WHAT IS REQUIRED: In full and without alteration, give the listing again.

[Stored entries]

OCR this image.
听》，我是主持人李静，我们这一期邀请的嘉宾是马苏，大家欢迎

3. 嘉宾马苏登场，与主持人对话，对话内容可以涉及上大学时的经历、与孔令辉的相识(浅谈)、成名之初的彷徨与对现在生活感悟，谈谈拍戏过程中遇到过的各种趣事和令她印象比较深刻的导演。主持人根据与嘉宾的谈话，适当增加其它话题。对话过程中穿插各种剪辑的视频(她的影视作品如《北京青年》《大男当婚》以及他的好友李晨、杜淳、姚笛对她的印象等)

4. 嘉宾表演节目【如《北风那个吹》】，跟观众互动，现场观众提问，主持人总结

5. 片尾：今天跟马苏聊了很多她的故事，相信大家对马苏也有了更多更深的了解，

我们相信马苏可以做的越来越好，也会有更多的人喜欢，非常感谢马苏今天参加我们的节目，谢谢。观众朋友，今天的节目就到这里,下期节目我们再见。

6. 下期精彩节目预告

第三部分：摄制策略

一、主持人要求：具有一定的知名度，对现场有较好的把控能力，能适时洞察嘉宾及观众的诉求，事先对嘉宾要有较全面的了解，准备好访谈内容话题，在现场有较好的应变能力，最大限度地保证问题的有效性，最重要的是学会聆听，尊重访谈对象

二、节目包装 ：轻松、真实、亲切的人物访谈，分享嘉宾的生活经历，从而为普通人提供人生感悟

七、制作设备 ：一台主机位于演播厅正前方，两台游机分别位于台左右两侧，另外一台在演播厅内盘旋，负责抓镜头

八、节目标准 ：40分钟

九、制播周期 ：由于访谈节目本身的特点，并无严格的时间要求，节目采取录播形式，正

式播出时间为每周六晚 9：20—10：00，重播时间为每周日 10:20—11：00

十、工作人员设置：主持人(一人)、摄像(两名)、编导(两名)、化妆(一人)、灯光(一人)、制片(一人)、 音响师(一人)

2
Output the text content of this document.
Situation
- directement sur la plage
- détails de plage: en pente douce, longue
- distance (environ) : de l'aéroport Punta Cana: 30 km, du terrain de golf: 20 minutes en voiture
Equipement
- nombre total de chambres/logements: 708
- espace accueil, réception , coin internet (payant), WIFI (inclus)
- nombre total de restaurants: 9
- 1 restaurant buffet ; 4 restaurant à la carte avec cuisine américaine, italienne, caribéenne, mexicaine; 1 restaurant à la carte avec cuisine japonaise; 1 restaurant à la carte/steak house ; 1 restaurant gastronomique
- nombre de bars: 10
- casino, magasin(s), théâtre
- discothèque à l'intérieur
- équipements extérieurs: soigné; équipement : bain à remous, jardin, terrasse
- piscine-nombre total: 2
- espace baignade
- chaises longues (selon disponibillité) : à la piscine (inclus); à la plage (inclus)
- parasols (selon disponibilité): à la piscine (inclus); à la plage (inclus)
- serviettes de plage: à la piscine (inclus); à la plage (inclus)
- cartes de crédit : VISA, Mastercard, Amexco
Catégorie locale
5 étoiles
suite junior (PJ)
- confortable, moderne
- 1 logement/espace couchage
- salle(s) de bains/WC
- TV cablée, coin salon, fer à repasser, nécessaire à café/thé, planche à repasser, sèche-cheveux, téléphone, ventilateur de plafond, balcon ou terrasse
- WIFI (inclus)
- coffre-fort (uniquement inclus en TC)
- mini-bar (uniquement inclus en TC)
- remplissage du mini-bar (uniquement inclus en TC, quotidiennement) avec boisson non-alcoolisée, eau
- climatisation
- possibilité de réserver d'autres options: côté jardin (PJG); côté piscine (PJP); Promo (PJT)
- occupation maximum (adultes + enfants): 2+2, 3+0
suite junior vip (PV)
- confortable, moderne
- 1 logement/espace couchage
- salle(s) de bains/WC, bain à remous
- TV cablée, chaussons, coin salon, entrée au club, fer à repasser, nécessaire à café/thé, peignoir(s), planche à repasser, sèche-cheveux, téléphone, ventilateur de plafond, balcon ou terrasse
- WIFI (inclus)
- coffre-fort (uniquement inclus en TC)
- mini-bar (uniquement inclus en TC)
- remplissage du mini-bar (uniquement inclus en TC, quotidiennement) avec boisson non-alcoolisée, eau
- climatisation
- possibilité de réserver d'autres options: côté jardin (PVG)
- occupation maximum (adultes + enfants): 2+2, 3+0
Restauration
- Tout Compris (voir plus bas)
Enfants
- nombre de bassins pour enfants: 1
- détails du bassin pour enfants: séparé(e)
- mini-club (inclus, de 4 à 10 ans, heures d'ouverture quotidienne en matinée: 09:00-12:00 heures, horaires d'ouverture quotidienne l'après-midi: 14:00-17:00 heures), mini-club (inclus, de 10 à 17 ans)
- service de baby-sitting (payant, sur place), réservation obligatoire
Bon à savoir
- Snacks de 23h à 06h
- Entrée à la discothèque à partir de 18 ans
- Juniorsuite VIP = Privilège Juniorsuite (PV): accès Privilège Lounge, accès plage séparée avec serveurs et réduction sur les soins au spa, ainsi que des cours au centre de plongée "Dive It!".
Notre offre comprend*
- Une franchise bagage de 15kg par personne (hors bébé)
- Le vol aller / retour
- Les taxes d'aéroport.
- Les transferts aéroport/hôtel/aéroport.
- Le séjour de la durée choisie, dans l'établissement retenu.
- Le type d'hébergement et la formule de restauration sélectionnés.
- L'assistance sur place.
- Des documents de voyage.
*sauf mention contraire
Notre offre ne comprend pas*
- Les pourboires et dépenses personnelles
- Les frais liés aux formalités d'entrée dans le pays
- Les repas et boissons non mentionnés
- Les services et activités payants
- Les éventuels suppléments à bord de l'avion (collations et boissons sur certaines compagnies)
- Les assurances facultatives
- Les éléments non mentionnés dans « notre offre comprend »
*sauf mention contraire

COMPLETE ANSWER:
OCR this image.
听》，我是主持人李静，我们这一期邀请的嘉宾是马苏，大家欢迎

3. 嘉宾马苏登场，与主持人对话，对话内容可以涉及上大学时的经历、与孔令辉的相识(浅谈)、成名之初的彷徨与对现在生活感悟，谈谈拍戏过程中遇到过的各种趣事和令她印象比较深刻的导演。主持人根据与嘉宾的谈话，适当增加其它话题。对话过程中穿插各种剪辑的视频(她的影视作品如《北京青年》《大男当婚》以及他的好友李晨、杜淳、姚笛对她的印象等)

4. 嘉宾表演节目【如《北风那个吹》】，跟观众互动，现场观众提问，主持人总结

5. 片尾：今天跟马苏聊了很多她的故事，相信大家对马苏也有了更多更深的了解，

我们相信马苏可以做的越来越好，也会有更多的人喜欢，非常感谢马苏今天参加我们的节目，谢谢。观众朋友，今天的节目就到这里,下期节目我们再见。

6. 下期精彩节目预告

第三部分：摄制策略

一、主持人要求：具有一定的知名度，对现场有较好的把控能力，能适时洞察嘉宾及观众的诉求，事先对嘉宾要有较全面的了解，准备好访谈内容话题，在现场有较好的应变能力，最大限度地保证问题的有效性，最重要的是学会聆听，尊重访谈对象

二、节目包装 ：轻松、真实、亲切的人物访谈，分享嘉宾的生活经历，从而为普通人提供人生感悟

七、制作设备 ：一台主机位于演播厅正前方，两台游机分别位于台左右两侧，另外一台在演播厅内盘旋，负责抓镜头

八、节目标准 ：40分钟

九、制播周期 ：由于访谈节目本身的特点，并无严格的时间要求，节目采取录播形式，正

式播出时间为每周六晚 9：20—10：00，重播时间为每周日 10:20—11：00

十、工作人员设置：主持人(一人)、摄像(两名)、编导(两名)、化妆(一人)、灯光(一人)、制片(一人)、 音响师(一人)

2
Output the text content of this document.
Situation
- directement sur la plage
- détails de plage: en pente douce, longue
- distance (environ) : de l'aéroport Punta Cana: 30 km, du terrain de golf: 20 minutes en voiture
Equipement
- nombre total de chambres/logements: 708
- espace accueil, réception , coin internet (payant), WIFI (inclus)
- nombre total de restaurants: 9
- 1 restaurant buffet ; 4 restaurant à la carte avec cuisine américaine, italienne, caribéenne, mexicaine; 1 restaurant à la carte avec cuisine japonaise; 1 restaurant à la carte/steak house ; 1 restaurant gastronomique
- nombre de bars: 10
- casino, magasin(s), théâtre
- discothèque à l'intérieur
- équipements extérieurs: soigné; équipement : bain à remous, jardin, terrasse
- piscine-nombre total: 2
- espace baignade
- chaises longues (selon disponibillité) : à la piscine (inclus); à la plage (inclus)
- parasols (selon disponibilité): à la piscine (inclus); à la plage (inclus)
- serviettes de plage: à la piscine (inclus); à la plage (inclus)
- cartes de crédit : VISA, Mastercard, Amexco
Catégorie locale
5 étoiles
suite junior (PJ)
- confortable, moderne
- 1 logement/espace couchage
- salle(s) de bains/WC
- TV cablée, coin salon, fer à repasser, nécessaire à café/thé, planche à repasser, sèche-cheveux, téléphone, ventilateur de plafond, balcon ou terrasse
- WIFI (inclus)
- coffre-fort (uniquement inclus en TC)
- mini-bar (uniquement inclus en TC)
- remplissage du mini-bar (uniquement inclus en TC, quotidiennement) avec boisson non-alcoolisée, eau
- climatisation
- possibilité de réserver d'autres options: côté jardin (PJG); côté piscine (PJP); Promo (PJT)
- occupation maximum (adultes + enfants): 2+2, 3+0
suite junior vip (PV)
- confortable, moderne
- 1 logement/espace couchage
- salle(s) de bains/WC, bain à remous
- TV cablée, chaussons, coin salon, entrée au club, fer à repasser, nécessaire à café/thé, peignoir(s), planche à repasser, sèche-cheveux, téléphone, ventilateur de plafond, balcon ou terrasse
- WIFI (inclus)
- coffre-fort (uniquement inclus en TC)
- mini-bar (uniquement inclus en TC)
- remplissage du mini-bar (uniquement inclus en TC, quotidiennement) avec boisson non-alcoolisée, eau
- climatisation
- possibilité de réserver d'autres options: côté jardin (PVG)
- occupation maximum (adultes + enfants): 2+2, 3+0
Restauration
- Tout Compris (voir plus bas)
Enfants
- nombre de bassins pour enfants: 1
- détails du bassin pour enfants: séparé(e)
- mini-club (inclus, de 4 à 10 ans, heures d'ouverture quotidienne en matinée: 09:00-12:00 heures, horaires d'ouverture quotidienne l'après-midi: 14:00-17:00 heures), mini-club (inclus, de 10 à 17 ans)
- service de baby-sitting (payant, sur place), réservation obligatoire
Bon à savoir
- Snacks de 23h à 06h
- Entrée à la discothèque à partir de 18 ans
- Juniorsuite VIP = Privilège Juniorsuite (PV): accès Privilège Lounge, accès plage séparée avec serveurs et réduction sur les soins au spa, ainsi que des cours au centre de plongée "Dive It!".
Notre offre comprend*
- Une franchise bagage de 15kg par personne (hors bébé)
- Le vol aller / retour
- Les taxes d'aéroport.
- Les transferts aéroport/hôtel/aéroport.
- Le séjour de la durée choisie, dans l'établissement retenu.
- Le type d'hébergement et la formule de restauration sélectionnés.
- L'assistance sur place.
- Des documents de voyage.
*sauf mention contraire
Notre offre ne comprend pas*
- Les pourboires et dépenses personnelles
- Les frais liés aux formalités d'entrée dans le pays
- Les repas et boissons non mentionnés
- Les services et activités payants
- Les éventuels suppléments à bord de l'avion (collations et boissons sur certaines compagnies)
- Les assurances facultatives
- Les éléments non mentionnés dans « notre offre comprend »
*sauf mention contraire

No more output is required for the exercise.